> [Task details]: Lines containing the word "Longwave" are to be located and copied.

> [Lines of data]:
-- Begin --

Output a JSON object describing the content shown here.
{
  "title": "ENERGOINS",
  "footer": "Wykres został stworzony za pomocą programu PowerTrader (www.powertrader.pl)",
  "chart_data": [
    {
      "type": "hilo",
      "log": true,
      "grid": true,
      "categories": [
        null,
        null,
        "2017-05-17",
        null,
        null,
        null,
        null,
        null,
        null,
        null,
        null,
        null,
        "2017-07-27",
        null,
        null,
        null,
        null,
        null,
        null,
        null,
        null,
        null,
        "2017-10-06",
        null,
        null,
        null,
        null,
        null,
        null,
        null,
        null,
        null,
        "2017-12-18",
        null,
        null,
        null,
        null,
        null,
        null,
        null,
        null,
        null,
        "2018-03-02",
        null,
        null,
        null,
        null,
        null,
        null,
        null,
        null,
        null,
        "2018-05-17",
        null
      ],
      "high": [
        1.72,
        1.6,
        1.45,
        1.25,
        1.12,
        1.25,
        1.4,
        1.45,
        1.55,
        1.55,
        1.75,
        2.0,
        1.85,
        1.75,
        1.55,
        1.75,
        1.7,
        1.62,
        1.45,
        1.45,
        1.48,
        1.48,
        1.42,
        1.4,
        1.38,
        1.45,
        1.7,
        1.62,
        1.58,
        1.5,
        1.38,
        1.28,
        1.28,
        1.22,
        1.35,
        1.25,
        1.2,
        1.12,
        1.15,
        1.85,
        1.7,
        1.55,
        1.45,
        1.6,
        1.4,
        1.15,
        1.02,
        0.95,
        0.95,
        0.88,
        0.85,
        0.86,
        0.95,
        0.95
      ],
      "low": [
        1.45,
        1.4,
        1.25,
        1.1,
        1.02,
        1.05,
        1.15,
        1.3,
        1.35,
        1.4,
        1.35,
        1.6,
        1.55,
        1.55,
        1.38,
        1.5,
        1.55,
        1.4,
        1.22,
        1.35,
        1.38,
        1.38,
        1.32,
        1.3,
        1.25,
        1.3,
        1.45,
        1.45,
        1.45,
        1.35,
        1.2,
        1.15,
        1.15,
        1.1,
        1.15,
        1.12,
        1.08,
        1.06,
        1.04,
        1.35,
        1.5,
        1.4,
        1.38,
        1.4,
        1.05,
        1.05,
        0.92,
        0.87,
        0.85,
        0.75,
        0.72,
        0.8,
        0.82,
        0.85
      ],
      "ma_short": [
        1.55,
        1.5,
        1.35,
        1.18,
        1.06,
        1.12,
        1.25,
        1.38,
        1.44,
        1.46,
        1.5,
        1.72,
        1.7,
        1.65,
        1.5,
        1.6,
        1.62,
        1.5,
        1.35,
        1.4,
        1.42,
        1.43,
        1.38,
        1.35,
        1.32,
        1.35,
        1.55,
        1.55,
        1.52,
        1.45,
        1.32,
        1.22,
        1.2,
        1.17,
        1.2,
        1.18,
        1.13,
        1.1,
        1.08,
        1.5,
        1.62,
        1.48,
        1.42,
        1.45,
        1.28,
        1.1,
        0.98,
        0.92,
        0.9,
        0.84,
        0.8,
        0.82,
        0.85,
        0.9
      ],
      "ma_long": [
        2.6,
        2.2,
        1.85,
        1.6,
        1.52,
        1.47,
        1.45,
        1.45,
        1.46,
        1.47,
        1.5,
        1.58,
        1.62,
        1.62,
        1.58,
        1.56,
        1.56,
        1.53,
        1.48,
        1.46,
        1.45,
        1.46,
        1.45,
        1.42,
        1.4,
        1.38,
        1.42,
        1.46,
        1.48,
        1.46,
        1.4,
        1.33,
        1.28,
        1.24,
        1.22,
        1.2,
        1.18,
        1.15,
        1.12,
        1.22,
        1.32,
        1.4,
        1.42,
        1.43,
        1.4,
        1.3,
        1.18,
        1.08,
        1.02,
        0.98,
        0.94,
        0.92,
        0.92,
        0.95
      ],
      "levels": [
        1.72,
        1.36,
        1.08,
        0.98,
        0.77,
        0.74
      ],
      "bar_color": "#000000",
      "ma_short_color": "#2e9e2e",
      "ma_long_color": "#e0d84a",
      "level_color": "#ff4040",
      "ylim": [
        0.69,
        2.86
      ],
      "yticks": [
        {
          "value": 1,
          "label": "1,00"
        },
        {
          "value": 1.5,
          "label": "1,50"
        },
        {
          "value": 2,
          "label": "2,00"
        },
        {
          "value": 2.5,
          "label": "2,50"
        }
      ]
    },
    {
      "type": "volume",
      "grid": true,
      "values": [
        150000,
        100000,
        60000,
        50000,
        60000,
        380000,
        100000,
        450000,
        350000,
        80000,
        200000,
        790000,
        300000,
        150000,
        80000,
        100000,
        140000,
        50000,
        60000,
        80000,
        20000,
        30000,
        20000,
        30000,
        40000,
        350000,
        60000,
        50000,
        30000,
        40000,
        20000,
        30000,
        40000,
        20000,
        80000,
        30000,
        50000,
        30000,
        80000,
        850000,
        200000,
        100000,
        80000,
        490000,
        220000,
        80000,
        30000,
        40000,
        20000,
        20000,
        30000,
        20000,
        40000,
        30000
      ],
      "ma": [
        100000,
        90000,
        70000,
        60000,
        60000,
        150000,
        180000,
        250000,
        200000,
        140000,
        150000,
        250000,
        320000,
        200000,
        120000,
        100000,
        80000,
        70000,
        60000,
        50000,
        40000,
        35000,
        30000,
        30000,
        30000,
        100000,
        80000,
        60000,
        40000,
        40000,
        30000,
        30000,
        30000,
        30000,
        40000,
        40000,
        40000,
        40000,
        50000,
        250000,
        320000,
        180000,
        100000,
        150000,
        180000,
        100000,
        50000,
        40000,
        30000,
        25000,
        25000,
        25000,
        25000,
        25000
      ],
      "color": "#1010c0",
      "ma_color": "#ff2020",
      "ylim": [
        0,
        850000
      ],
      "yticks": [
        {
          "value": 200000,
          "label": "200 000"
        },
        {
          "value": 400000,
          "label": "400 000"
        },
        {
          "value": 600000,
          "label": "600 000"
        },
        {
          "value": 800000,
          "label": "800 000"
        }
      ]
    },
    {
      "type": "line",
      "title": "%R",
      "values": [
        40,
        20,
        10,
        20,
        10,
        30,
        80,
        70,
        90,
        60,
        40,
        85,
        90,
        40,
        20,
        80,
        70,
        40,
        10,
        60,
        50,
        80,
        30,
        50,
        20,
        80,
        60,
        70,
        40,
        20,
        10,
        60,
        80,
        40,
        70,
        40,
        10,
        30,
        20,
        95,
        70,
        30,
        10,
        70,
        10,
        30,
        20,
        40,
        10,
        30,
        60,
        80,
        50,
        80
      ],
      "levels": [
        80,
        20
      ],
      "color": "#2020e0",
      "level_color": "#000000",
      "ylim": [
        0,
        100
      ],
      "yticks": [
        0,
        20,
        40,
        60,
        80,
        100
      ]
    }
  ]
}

-- End --
-- Begin --

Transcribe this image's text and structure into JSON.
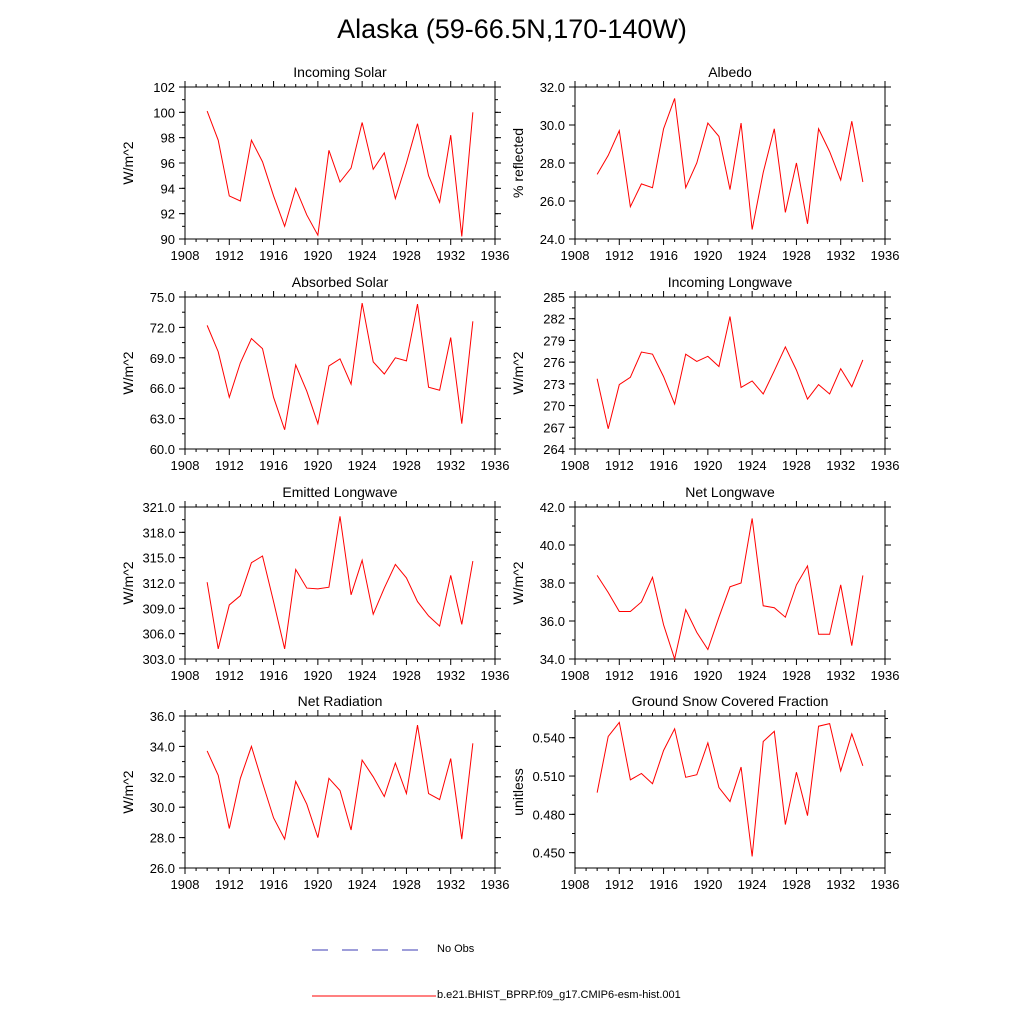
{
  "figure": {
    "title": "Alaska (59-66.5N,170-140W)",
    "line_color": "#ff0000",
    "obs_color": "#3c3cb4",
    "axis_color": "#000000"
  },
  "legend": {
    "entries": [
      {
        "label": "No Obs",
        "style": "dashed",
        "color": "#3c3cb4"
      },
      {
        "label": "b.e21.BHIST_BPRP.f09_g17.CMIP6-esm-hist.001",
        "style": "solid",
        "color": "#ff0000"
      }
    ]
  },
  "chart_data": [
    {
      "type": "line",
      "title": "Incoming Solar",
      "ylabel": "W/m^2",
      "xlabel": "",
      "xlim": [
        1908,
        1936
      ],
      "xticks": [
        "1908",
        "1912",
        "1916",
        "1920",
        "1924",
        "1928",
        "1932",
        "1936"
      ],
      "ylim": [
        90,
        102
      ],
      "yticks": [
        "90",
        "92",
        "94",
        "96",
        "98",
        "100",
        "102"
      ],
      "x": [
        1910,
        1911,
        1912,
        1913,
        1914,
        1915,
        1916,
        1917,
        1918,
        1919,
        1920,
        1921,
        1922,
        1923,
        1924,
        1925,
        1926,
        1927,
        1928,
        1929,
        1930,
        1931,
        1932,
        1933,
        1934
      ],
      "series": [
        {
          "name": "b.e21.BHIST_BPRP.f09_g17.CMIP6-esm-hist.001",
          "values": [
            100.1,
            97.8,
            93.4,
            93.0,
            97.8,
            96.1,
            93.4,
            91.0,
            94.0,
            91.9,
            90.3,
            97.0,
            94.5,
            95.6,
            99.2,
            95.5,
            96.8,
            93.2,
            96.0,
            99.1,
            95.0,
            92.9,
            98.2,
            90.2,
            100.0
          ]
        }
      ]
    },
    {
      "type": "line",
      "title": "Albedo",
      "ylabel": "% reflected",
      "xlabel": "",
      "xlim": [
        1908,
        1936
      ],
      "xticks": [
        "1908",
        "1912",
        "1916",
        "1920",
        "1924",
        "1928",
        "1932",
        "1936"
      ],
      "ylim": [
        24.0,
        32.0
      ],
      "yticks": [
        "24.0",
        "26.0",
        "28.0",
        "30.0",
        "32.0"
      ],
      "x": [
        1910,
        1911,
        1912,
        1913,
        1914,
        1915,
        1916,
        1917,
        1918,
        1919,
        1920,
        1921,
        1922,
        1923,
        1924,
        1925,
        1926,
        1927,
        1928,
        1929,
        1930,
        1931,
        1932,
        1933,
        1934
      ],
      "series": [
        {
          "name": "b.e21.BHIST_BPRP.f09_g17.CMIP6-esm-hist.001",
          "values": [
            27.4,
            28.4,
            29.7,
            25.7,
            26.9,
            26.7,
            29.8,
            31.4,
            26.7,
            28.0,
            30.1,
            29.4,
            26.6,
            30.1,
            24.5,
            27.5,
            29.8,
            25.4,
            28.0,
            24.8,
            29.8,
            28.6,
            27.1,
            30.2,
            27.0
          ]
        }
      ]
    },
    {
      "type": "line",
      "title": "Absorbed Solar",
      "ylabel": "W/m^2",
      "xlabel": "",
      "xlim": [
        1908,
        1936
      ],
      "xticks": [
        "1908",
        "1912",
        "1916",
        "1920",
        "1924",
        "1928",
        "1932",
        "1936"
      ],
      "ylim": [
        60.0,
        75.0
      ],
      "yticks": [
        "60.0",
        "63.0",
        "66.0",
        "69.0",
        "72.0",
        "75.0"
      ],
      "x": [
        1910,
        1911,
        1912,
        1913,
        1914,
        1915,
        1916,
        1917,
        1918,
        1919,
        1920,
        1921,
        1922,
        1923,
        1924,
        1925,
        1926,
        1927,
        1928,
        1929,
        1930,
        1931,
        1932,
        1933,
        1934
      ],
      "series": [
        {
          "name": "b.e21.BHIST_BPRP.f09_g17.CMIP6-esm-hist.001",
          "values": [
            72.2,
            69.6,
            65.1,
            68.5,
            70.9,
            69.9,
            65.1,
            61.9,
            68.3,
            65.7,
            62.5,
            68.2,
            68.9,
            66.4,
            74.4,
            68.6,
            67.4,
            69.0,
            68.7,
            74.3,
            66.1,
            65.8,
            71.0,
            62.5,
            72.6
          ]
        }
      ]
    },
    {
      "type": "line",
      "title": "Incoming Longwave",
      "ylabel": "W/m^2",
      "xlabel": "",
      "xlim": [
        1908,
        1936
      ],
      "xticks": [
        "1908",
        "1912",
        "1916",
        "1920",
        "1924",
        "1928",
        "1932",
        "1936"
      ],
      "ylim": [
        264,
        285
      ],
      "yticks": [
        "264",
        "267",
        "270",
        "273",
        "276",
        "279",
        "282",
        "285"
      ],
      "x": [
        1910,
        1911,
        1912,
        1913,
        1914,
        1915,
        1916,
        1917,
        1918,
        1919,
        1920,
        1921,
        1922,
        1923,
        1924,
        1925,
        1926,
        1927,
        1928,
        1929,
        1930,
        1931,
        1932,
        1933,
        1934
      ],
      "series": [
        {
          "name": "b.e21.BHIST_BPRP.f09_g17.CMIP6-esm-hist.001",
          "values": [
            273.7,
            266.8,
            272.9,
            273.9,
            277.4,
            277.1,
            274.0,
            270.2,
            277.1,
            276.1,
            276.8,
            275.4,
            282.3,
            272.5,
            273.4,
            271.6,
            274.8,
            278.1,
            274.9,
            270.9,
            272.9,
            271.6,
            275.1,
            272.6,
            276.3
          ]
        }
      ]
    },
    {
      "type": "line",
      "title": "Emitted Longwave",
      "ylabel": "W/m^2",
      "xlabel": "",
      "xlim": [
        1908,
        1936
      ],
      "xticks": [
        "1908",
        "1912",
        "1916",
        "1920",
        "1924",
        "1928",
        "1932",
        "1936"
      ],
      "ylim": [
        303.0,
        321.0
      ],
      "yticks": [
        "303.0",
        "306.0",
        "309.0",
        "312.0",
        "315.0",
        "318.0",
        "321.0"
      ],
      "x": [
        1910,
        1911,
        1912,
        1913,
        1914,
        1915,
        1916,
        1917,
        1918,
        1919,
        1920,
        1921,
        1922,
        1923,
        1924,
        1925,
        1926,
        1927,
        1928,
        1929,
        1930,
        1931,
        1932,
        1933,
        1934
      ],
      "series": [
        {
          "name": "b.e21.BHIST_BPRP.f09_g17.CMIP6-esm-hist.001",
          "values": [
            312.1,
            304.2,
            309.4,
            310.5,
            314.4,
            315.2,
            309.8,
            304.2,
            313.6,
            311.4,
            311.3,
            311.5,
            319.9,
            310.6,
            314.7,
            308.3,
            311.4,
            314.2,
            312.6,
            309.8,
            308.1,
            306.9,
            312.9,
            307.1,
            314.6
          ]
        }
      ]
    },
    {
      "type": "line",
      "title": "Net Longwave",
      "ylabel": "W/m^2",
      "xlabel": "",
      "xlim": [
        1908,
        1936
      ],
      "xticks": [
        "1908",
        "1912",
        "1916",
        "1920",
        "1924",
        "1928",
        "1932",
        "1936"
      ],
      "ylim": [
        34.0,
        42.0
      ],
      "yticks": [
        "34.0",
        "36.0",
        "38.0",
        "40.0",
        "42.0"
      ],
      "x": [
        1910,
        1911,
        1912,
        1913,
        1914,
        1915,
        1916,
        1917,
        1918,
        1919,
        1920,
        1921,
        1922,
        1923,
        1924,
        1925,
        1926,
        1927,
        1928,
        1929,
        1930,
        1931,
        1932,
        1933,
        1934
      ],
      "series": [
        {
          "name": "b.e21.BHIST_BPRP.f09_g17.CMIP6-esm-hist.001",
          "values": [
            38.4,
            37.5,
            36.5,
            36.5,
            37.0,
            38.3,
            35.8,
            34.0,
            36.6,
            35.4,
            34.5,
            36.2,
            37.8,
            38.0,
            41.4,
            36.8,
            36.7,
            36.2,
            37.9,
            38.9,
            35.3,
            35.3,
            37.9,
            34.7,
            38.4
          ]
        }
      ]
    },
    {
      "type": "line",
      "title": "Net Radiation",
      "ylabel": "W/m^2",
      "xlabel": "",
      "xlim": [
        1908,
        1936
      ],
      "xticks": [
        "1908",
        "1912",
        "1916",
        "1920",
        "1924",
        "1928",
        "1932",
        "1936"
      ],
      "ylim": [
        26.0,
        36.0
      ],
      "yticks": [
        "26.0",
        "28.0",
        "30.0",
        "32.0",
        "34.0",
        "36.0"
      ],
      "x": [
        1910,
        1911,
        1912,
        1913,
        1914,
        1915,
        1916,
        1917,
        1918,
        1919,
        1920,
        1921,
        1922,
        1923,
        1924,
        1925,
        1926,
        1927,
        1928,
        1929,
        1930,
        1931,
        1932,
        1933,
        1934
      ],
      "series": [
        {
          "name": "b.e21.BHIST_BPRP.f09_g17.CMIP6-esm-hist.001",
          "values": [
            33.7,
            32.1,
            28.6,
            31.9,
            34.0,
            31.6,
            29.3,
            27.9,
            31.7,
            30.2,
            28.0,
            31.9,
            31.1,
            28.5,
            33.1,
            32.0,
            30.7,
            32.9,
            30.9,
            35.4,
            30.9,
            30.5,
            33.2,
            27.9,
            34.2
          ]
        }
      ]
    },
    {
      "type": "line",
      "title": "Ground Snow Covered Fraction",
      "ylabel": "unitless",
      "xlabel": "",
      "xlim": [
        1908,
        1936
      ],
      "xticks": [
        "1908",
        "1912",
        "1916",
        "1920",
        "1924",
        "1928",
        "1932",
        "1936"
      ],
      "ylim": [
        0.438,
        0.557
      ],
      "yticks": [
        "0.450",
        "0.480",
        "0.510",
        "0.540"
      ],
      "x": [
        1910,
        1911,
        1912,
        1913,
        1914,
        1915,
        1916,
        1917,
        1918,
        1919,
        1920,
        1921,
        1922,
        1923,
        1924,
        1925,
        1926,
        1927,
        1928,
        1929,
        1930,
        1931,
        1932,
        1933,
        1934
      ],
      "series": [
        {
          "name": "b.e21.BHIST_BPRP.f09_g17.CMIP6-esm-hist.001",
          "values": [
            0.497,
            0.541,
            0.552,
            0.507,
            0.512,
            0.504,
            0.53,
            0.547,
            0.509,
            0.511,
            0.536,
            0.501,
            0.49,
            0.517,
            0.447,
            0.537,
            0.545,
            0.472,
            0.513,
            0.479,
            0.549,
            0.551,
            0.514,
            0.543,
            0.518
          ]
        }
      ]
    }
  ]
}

-- End --
-- Begin --

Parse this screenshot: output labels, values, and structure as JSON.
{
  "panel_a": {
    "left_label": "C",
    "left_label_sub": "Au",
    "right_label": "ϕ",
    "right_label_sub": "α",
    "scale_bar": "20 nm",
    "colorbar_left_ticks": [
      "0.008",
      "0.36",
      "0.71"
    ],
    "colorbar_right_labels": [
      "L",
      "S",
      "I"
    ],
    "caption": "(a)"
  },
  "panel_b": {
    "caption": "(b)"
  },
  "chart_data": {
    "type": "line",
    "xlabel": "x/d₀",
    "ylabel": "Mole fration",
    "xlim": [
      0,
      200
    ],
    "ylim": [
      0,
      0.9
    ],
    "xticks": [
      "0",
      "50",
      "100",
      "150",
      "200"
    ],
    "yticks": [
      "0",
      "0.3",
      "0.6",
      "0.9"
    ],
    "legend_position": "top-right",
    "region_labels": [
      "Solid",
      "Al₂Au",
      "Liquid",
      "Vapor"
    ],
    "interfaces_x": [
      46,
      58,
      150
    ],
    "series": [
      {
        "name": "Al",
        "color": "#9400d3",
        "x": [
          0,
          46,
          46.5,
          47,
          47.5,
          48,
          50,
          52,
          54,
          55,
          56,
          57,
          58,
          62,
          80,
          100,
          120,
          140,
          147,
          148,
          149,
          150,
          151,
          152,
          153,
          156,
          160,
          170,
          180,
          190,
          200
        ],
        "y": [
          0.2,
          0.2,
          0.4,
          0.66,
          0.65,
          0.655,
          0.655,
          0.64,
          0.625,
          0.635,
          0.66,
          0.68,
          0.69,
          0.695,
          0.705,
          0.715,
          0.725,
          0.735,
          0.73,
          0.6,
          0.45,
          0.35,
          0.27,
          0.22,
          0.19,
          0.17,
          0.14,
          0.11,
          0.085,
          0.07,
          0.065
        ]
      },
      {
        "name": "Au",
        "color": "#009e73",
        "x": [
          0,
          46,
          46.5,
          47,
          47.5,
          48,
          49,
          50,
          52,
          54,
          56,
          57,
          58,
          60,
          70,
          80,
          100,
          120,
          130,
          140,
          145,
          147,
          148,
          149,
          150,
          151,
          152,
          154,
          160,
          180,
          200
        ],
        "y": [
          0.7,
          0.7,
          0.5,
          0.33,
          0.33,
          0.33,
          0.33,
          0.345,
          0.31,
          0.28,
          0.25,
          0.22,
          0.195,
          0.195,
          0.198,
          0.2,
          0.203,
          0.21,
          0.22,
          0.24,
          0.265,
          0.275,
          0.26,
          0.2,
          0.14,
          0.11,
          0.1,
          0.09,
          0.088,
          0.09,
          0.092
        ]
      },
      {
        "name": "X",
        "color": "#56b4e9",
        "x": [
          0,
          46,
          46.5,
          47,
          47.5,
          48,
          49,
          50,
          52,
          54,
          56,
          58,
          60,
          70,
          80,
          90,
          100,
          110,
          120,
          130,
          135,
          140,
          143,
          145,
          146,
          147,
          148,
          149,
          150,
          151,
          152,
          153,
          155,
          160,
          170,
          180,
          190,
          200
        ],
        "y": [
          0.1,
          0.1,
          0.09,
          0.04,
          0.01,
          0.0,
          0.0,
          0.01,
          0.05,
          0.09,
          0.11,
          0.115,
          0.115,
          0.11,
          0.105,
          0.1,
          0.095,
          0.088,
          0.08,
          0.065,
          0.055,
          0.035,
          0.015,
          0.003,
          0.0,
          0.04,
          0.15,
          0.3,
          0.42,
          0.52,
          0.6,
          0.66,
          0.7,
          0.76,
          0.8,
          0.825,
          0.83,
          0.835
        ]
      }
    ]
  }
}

-- End --

> [Task solution]:
      "title": "Incoming Longwave",
      "title": "Emitted Longwave",
      "title": "Net Longwave",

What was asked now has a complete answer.